● WHAT TO WORK ON:
Set down all of the data exactly as it appears.

● RECORDS TO USE:

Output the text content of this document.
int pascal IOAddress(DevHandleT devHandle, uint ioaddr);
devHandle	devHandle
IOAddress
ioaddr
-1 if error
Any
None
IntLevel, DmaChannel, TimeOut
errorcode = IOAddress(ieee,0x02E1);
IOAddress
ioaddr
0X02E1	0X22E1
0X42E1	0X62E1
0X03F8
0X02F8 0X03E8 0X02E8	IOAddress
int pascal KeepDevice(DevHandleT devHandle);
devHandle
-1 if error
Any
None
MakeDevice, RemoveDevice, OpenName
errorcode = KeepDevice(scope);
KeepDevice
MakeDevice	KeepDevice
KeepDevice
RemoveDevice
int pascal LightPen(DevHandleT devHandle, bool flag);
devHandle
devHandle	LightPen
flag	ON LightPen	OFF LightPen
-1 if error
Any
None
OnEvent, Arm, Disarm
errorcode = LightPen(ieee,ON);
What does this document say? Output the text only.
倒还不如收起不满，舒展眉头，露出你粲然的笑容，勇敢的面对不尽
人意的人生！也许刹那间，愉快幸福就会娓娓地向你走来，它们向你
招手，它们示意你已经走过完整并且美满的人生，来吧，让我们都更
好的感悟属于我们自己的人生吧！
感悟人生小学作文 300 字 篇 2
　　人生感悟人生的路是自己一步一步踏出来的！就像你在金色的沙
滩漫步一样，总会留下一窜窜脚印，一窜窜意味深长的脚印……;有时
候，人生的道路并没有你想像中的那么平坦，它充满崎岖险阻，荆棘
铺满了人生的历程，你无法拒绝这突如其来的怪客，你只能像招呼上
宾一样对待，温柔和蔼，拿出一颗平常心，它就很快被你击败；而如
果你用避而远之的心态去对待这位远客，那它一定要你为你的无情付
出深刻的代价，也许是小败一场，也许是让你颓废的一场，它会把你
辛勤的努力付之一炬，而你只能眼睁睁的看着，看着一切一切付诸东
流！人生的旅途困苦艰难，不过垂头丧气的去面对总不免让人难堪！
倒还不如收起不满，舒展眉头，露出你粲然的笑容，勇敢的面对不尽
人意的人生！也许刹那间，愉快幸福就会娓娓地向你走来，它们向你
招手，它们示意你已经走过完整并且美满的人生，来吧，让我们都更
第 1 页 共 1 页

● CORRECT RESULT:
Output the text content of this document.
int pascal IOAddress(DevHandleT devHandle, uint ioaddr);
devHandle	devHandle
IOAddress
ioaddr
-1 if error
Any
None
IntLevel, DmaChannel, TimeOut
errorcode = IOAddress(ieee,0x02E1);
IOAddress
ioaddr
0X02E1	0X22E1
0X42E1	0X62E1
0X03F8
0X02F8 0X03E8 0X02E8	IOAddress
int pascal KeepDevice(DevHandleT devHandle);
devHandle
-1 if error
Any
None
MakeDevice, RemoveDevice, OpenName
errorcode = KeepDevice(scope);
KeepDevice
MakeDevice	KeepDevice
KeepDevice
RemoveDevice
int pascal LightPen(DevHandleT devHandle, bool flag);
devHandle
devHandle	LightPen
flag	ON LightPen	OFF LightPen
-1 if error
Any
None
OnEvent, Arm, Disarm
errorcode = LightPen(ieee,ON);
What does this document say? Output the text only.
倒还不如收起不满，舒展眉头，露出你粲然的笑容，勇敢的面对不尽
人意的人生！也许刹那间，愉快幸福就会娓娓地向你走来，它们向你
招手，它们示意你已经走过完整并且美满的人生，来吧，让我们都更
好的感悟属于我们自己的人生吧！
感悟人生小学作文 300 字 篇 2
　　人生感悟人生的路是自己一步一步踏出来的！就像你在金色的沙
滩漫步一样，总会留下一窜窜脚印，一窜窜意味深长的脚印……;有时
候，人生的道路并没有你想像中的那么平坦，它充满崎岖险阻，荆棘
铺满了人生的历程，你无法拒绝这突如其来的怪客，你只能像招呼上
宾一样对待，温柔和蔼，拿出一颗平常心，它就很快被你击败；而如
果你用避而远之的心态去对待这位远客，那它一定要你为你的无情付
出深刻的代价，也许是小败一场，也许是让你颓废的一场，它会把你
辛勤的努力付之一炬，而你只能眼睁睁的看着，看着一切一切付诸东
流！人生的旅途困苦艰难，不过垂头丧气的去面对总不免让人难堪！
倒还不如收起不满，舒展眉头，露出你粲然的笑容，勇敢的面对不尽
人意的人生！也许刹那间，愉快幸福就会娓娓地向你走来，它们向你
招手，它们示意你已经走过完整并且美满的人生，来吧，让我们都更
第 1 页 共 1 页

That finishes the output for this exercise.